▸ Task details: Look through the records that follow. Copy every line containing the word "View".
BEGIN Data records
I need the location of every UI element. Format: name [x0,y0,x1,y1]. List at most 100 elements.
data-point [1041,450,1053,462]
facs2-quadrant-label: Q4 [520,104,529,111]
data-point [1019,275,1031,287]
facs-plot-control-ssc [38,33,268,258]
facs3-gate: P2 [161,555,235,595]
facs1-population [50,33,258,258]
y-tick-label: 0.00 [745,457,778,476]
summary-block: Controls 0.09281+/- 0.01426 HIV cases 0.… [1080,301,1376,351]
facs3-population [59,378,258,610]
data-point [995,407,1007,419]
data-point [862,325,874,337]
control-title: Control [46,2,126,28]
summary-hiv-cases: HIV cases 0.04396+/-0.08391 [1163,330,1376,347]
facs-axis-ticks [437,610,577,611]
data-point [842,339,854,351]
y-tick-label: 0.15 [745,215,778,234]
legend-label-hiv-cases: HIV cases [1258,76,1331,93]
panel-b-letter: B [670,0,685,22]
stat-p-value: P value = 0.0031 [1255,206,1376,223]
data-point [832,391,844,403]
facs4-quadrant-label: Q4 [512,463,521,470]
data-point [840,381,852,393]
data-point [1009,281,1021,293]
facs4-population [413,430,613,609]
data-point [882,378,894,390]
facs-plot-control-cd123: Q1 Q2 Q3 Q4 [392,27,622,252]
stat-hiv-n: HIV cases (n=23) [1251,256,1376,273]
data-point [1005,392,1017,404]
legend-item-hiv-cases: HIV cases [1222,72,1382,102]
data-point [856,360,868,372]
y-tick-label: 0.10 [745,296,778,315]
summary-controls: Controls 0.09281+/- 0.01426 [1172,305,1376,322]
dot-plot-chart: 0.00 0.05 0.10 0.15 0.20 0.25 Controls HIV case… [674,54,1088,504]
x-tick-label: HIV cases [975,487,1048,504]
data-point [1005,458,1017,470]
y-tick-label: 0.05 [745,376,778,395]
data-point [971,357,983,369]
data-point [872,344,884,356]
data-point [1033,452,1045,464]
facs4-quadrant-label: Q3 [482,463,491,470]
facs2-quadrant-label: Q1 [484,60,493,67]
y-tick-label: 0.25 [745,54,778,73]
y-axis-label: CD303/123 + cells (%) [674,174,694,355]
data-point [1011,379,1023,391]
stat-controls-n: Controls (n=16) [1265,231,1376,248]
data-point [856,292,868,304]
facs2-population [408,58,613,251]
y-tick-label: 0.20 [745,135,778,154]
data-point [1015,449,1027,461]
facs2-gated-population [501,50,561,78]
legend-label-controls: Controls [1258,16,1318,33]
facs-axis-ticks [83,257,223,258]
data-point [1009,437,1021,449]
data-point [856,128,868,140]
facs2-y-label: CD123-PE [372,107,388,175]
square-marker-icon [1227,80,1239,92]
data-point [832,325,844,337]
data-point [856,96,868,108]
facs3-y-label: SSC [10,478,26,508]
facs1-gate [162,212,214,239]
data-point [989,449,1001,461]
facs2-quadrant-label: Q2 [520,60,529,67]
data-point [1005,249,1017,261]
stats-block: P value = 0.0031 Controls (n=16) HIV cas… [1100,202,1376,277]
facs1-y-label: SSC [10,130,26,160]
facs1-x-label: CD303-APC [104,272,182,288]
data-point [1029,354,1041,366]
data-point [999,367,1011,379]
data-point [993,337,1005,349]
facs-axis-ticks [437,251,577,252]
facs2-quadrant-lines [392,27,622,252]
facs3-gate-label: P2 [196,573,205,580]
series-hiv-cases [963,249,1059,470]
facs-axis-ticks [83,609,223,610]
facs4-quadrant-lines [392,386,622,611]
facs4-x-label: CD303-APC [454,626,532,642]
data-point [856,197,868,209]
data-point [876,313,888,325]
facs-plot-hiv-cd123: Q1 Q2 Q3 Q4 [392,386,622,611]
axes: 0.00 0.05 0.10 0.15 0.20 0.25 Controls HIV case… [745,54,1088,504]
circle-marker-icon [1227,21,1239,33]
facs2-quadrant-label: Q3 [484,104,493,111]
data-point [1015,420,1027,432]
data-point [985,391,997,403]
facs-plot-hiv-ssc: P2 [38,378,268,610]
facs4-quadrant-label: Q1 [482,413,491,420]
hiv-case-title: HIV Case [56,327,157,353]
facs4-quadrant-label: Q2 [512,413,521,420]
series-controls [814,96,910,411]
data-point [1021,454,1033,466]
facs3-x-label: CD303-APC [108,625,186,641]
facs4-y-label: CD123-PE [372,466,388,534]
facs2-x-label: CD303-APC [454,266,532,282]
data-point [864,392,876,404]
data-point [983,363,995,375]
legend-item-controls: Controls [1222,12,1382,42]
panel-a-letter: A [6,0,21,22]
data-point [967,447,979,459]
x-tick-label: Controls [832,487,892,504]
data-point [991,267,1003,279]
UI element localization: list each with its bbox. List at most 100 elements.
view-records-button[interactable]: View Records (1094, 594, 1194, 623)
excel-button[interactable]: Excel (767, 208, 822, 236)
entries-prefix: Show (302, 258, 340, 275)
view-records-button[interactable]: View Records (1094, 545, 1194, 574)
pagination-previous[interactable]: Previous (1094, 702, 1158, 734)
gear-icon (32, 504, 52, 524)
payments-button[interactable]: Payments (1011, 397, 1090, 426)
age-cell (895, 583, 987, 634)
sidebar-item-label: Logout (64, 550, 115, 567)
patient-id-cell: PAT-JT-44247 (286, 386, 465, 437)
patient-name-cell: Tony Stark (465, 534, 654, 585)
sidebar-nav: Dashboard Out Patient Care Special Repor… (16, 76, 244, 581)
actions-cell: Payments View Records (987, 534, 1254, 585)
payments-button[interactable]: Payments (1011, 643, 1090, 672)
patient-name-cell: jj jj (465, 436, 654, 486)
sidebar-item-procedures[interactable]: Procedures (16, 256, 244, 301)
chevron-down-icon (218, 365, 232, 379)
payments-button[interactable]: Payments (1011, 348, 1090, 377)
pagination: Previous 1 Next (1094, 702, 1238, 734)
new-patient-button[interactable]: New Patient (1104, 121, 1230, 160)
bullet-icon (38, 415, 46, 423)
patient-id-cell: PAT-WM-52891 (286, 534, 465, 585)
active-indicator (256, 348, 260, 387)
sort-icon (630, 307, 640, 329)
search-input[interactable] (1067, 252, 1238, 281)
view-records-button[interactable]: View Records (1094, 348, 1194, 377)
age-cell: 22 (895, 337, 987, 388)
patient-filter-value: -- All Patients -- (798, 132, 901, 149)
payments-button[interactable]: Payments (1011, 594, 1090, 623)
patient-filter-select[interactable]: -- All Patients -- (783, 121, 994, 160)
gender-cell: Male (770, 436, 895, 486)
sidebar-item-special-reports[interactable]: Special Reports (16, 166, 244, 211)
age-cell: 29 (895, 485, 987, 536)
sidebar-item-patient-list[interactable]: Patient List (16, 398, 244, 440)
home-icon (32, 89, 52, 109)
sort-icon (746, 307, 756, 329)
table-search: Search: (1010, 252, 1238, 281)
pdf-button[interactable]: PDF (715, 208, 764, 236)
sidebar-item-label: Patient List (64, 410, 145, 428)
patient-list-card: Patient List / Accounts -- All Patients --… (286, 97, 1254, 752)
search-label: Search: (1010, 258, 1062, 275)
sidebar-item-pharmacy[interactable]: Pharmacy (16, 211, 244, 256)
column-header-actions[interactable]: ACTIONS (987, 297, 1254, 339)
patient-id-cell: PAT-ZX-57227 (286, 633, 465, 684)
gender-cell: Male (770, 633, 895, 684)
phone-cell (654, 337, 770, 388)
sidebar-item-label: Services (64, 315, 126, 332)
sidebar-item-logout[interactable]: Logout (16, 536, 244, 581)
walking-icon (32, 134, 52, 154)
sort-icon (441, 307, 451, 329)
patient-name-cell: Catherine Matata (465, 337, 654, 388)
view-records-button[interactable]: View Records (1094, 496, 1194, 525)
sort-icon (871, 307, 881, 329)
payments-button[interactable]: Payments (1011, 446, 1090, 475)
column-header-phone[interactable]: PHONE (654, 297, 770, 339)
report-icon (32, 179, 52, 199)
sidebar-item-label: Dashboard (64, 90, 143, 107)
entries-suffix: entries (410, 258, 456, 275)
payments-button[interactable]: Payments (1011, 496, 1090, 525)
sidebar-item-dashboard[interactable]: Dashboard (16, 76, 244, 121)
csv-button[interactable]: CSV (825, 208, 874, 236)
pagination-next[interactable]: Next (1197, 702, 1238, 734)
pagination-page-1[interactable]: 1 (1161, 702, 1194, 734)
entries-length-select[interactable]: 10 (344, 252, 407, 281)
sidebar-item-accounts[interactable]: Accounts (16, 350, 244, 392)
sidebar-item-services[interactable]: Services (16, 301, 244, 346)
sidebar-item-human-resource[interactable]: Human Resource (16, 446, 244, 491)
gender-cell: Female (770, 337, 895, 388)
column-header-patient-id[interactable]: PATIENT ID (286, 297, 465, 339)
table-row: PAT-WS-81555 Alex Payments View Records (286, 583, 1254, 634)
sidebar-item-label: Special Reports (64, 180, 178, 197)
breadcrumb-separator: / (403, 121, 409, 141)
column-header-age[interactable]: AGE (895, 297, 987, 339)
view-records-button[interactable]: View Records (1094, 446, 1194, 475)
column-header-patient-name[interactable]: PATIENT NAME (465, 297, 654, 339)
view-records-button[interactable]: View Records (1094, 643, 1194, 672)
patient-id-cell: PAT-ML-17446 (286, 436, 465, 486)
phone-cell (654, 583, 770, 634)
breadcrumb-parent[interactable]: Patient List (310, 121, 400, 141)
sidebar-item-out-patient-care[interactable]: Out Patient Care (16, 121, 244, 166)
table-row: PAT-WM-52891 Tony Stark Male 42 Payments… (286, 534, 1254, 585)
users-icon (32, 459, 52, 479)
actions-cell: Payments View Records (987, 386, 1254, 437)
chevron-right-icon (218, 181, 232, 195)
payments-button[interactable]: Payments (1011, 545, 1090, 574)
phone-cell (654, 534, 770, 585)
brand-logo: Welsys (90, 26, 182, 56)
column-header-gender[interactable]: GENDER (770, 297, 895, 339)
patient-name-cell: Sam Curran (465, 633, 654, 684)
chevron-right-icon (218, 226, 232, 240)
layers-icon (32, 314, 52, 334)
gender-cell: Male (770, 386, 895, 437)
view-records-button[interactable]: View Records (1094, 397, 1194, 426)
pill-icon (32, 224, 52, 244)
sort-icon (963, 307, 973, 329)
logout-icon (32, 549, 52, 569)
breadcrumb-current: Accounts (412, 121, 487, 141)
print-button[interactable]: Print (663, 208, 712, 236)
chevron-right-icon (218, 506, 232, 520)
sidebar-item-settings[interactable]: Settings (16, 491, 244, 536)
END Data records
▸ Reply:
view-records-button[interactable]: View Records (1094, 594, 1194, 623)
view-records-button[interactable]: View Records (1094, 545, 1194, 574)
actions-cell: Payments View Records (987, 534, 1254, 585)
view-records-button[interactable]: View Records (1094, 348, 1194, 377)
view-records-button[interactable]: View Records (1094, 496, 1194, 525)
table-row: PAT-WS-81555 Alex Payments View Records (286, 583, 1254, 634)
view-records-button[interactable]: View Records (1094, 446, 1194, 475)
view-records-button[interactable]: View Records (1094, 643, 1194, 672)
actions-cell: Payments View Records (987, 386, 1254, 437)
view-records-button[interactable]: View Records (1094, 397, 1194, 426)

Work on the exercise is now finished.